What needs to be done:
Extract, from the listing that follows, each line containing the word "Samuel".
--- Begin ---
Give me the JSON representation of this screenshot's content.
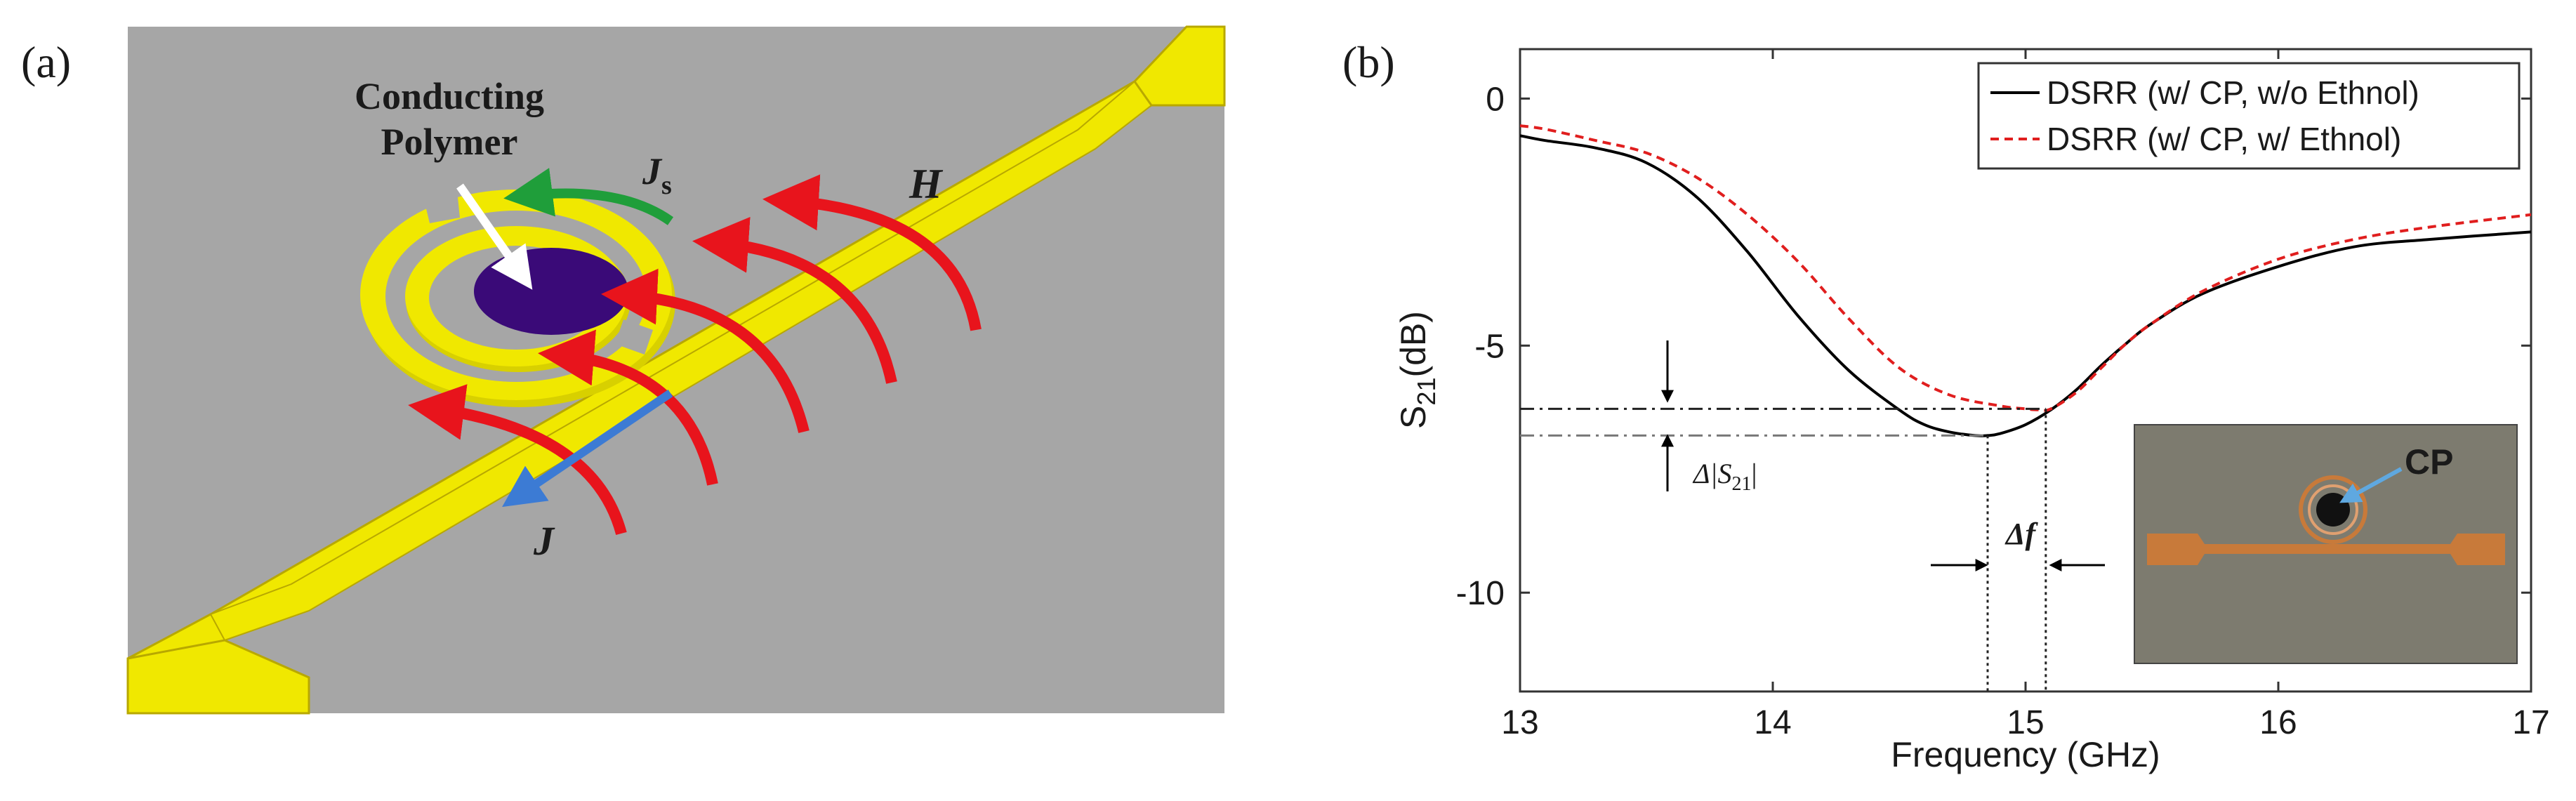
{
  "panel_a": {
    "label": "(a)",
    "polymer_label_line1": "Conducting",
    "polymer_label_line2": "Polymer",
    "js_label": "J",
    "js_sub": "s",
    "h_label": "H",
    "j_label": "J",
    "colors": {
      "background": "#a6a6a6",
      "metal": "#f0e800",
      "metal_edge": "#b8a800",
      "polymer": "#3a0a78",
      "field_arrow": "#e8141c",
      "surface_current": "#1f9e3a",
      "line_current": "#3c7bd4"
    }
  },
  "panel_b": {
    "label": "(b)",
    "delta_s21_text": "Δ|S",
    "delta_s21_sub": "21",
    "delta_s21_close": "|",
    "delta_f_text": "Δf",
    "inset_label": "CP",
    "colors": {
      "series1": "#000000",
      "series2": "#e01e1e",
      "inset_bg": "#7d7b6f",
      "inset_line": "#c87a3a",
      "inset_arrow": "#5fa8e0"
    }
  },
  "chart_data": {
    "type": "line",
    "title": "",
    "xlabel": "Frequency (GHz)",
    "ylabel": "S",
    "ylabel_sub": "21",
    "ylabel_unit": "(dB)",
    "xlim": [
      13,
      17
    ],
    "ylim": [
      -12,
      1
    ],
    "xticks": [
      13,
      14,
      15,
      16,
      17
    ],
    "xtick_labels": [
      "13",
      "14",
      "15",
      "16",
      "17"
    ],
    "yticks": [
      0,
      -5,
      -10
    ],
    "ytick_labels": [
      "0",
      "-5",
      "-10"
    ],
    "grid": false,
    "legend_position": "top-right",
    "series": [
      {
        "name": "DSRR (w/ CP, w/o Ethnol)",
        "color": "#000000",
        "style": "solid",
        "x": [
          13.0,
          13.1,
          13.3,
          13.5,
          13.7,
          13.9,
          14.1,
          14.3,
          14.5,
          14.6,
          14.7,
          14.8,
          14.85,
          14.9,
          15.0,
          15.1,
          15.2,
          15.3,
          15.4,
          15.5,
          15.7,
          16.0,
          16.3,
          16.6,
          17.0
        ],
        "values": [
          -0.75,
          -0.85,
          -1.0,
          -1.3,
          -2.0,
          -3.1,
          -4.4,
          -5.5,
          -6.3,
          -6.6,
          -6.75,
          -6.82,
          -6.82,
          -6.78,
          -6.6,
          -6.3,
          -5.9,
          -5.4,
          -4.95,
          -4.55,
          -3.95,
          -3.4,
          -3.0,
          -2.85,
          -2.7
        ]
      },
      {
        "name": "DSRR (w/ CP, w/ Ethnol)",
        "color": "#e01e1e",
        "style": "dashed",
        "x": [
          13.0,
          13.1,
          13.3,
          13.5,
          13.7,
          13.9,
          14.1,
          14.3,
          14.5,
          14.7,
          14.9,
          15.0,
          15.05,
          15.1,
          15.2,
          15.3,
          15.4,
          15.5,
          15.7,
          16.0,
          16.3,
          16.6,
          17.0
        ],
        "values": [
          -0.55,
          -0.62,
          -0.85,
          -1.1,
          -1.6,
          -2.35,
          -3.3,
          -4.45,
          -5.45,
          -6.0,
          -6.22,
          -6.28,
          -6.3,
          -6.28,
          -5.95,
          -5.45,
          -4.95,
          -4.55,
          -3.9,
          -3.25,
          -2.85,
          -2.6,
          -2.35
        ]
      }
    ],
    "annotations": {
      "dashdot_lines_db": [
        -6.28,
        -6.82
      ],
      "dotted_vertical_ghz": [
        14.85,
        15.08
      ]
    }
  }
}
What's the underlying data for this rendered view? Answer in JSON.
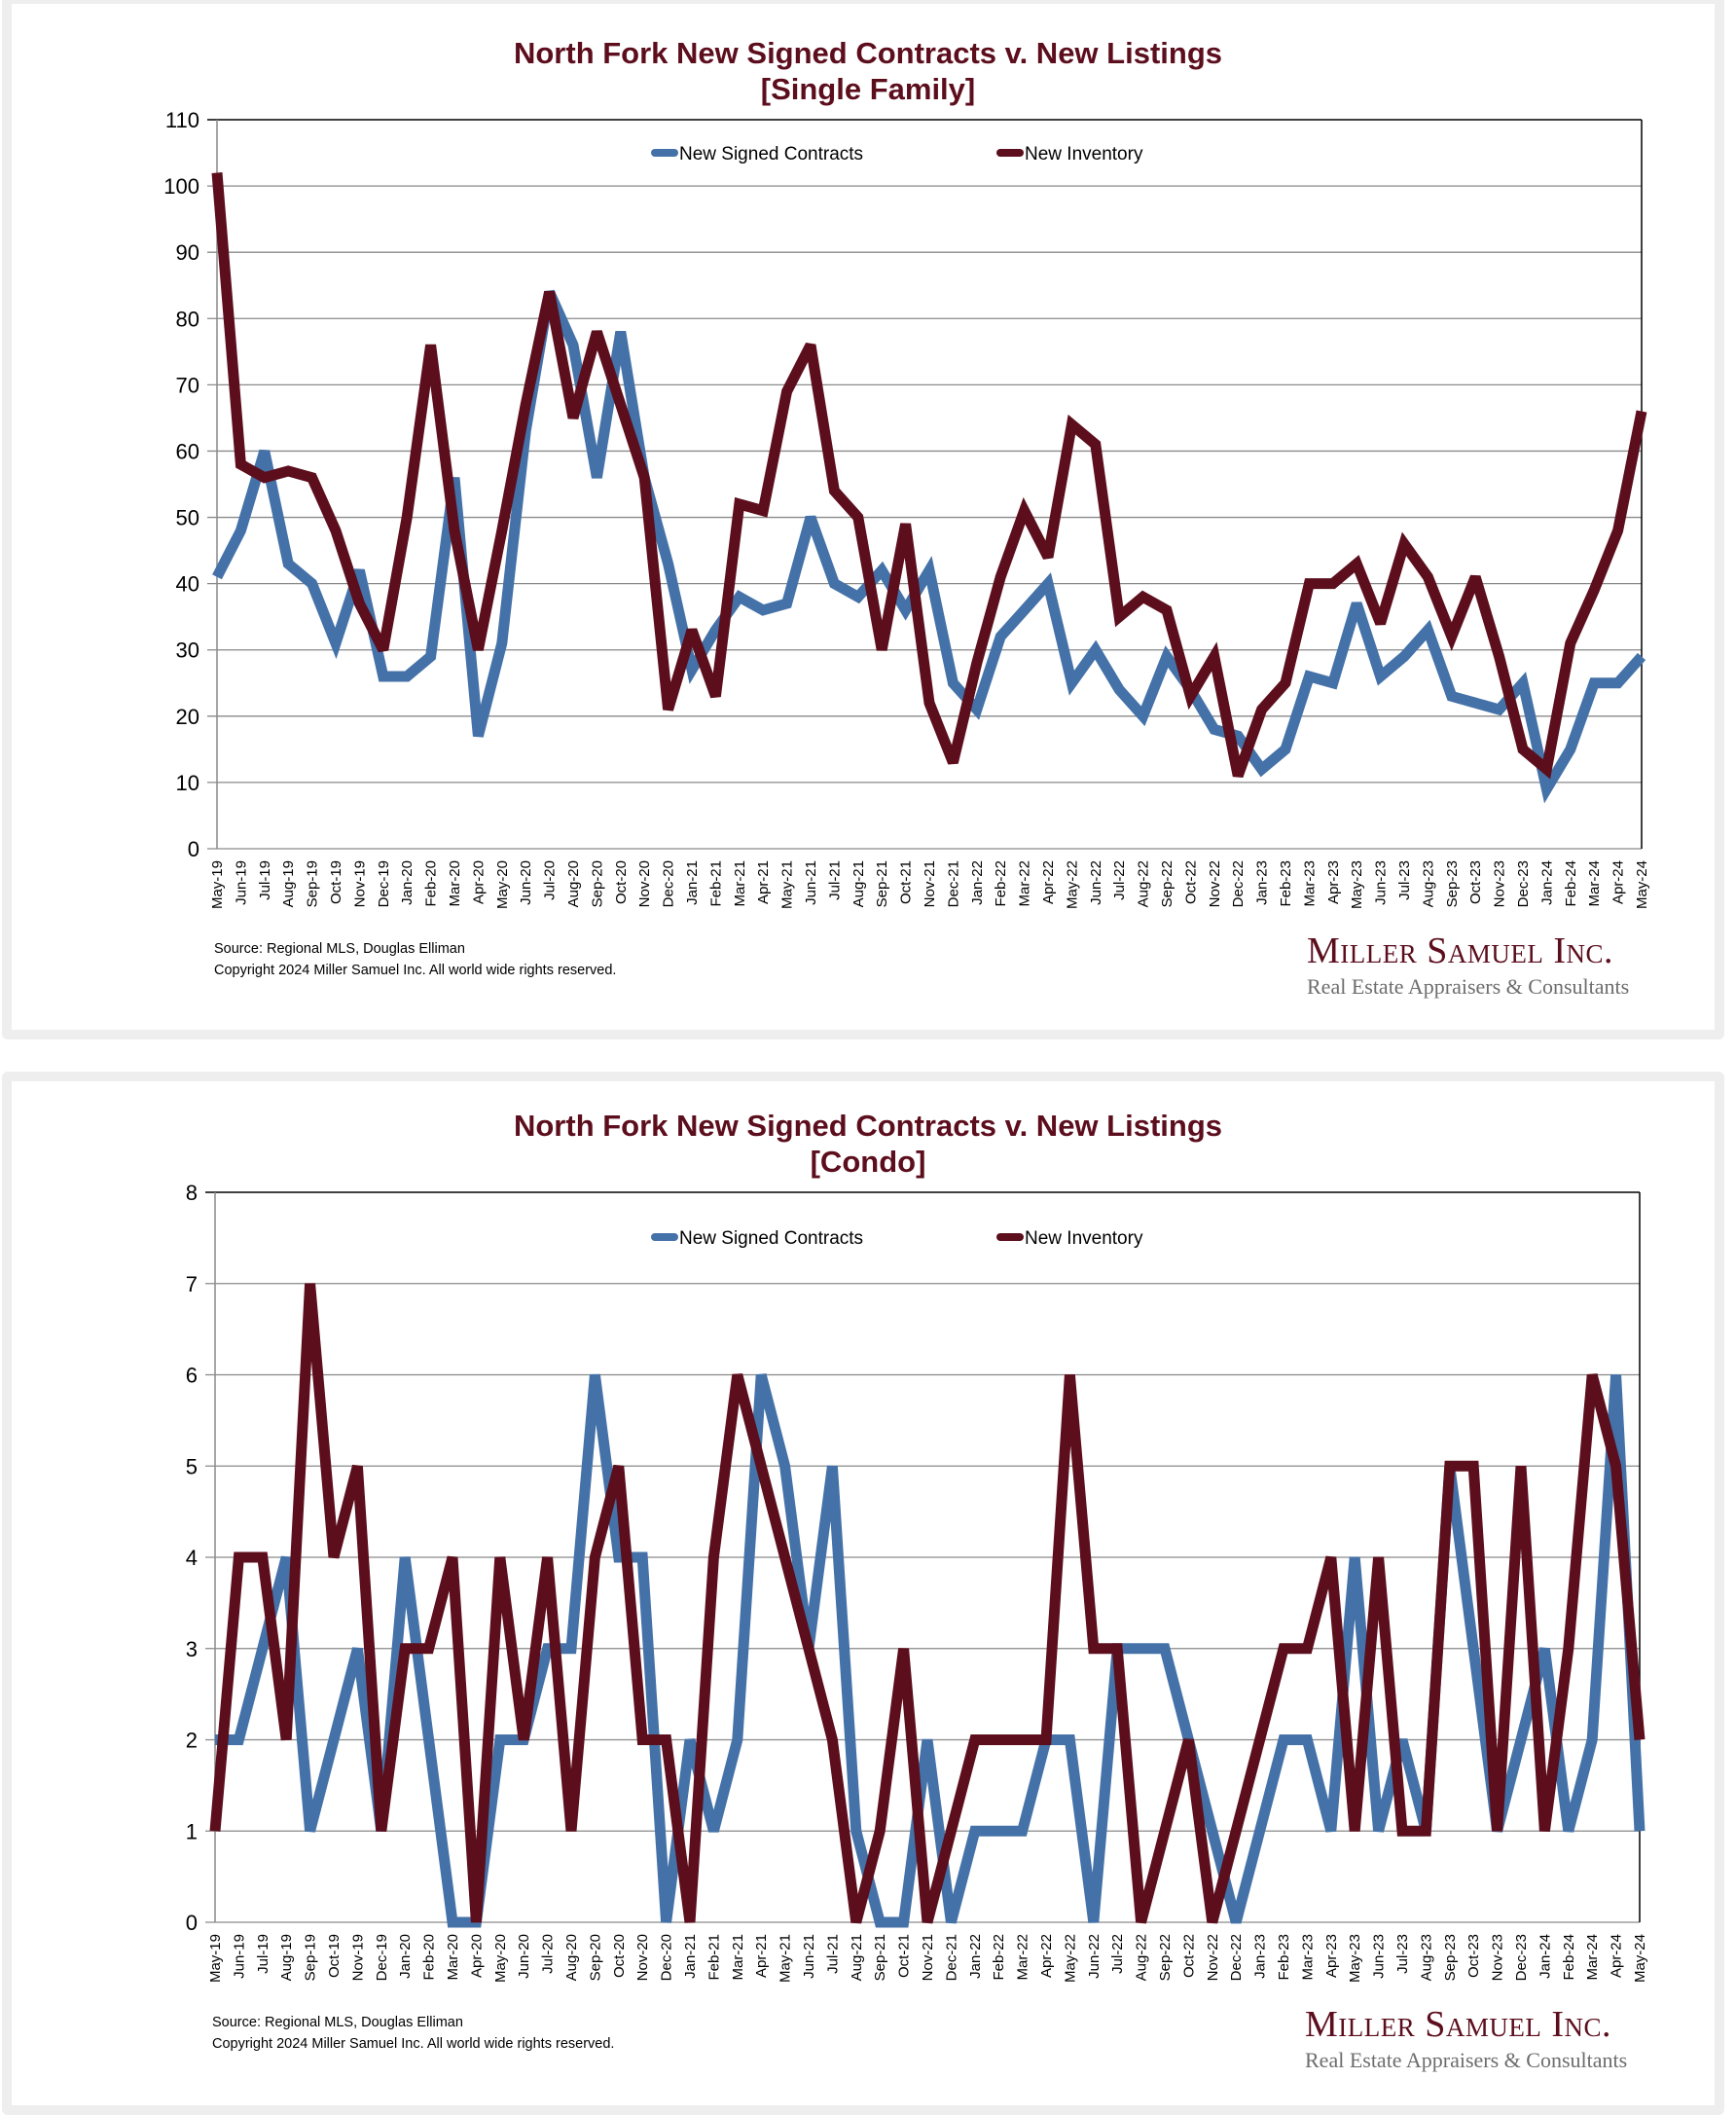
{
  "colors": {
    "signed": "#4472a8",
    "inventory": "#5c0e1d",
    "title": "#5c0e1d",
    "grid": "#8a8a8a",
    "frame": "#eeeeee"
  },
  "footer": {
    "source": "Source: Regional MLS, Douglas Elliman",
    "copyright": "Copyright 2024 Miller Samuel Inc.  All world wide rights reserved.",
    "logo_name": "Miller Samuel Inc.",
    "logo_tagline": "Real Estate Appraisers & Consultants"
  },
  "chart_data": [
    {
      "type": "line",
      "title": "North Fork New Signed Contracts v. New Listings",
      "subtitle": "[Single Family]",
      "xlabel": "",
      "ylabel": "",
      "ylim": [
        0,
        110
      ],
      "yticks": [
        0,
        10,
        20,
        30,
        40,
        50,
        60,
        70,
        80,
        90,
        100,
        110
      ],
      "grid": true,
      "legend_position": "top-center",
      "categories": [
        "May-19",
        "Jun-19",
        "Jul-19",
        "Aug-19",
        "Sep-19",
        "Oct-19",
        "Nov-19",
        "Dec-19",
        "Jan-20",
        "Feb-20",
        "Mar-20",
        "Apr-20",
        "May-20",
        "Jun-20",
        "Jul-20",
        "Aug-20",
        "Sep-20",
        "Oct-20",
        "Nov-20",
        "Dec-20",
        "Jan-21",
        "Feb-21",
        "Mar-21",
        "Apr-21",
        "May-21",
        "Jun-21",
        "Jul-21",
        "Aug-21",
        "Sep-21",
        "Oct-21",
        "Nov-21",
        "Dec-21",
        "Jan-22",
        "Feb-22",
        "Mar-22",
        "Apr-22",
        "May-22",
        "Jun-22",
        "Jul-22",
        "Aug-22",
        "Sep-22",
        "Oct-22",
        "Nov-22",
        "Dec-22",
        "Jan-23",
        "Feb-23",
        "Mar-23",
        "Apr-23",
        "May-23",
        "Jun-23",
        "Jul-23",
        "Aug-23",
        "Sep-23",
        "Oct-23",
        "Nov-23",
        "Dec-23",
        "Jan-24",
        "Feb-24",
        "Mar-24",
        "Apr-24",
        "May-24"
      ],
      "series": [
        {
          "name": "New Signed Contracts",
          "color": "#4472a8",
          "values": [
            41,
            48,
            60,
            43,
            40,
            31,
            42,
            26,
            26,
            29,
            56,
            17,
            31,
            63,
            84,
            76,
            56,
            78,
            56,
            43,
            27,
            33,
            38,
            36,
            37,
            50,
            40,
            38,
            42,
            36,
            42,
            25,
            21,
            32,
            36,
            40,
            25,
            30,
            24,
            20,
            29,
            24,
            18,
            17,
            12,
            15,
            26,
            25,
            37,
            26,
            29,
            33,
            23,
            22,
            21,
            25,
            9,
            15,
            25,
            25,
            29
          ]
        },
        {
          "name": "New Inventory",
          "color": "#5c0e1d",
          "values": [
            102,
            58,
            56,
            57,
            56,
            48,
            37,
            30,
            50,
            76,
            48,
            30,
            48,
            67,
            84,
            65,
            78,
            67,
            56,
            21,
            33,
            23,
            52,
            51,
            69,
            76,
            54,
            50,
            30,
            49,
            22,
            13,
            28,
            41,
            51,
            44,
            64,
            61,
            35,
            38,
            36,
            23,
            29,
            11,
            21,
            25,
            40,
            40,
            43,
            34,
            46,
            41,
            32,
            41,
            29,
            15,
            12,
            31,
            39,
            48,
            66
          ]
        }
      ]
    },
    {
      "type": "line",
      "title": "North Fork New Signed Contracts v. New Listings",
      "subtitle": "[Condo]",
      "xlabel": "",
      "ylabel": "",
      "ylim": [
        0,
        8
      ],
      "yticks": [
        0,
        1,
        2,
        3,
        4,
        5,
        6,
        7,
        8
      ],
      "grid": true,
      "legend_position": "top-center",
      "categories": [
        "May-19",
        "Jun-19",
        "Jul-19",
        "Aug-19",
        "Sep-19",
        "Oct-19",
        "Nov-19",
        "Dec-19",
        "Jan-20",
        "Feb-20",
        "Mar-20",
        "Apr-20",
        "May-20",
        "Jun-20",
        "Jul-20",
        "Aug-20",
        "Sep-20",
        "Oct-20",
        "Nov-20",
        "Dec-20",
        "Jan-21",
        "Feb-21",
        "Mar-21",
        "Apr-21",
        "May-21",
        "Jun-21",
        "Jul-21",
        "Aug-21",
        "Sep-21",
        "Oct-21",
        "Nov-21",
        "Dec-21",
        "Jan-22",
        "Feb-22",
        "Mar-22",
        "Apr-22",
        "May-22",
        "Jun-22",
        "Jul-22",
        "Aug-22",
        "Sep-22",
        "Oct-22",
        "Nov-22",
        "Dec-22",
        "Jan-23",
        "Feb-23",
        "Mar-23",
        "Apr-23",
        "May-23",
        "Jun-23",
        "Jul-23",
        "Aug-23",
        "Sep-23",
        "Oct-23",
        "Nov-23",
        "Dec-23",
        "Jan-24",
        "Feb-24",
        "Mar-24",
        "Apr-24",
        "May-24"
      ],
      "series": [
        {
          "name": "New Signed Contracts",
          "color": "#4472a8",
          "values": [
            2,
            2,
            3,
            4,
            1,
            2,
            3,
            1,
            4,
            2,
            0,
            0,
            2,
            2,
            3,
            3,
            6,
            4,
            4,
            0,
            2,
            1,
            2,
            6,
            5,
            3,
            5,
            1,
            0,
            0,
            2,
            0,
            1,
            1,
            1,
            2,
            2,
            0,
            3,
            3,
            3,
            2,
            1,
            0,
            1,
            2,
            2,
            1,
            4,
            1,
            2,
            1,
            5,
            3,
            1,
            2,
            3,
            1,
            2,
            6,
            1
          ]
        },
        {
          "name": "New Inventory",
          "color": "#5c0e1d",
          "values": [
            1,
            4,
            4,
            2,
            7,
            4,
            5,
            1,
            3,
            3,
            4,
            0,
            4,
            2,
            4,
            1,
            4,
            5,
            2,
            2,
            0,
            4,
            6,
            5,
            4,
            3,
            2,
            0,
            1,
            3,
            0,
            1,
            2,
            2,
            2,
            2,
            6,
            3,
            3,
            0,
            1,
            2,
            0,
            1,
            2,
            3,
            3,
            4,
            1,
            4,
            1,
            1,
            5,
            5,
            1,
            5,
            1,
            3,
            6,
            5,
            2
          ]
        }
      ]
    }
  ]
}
--- End ---
Problem solution:
    "copyright": "Copyright 2024 Miller Samuel Inc.  All world wide rights reserved.",
    "logo_name": "Miller Samuel Inc.",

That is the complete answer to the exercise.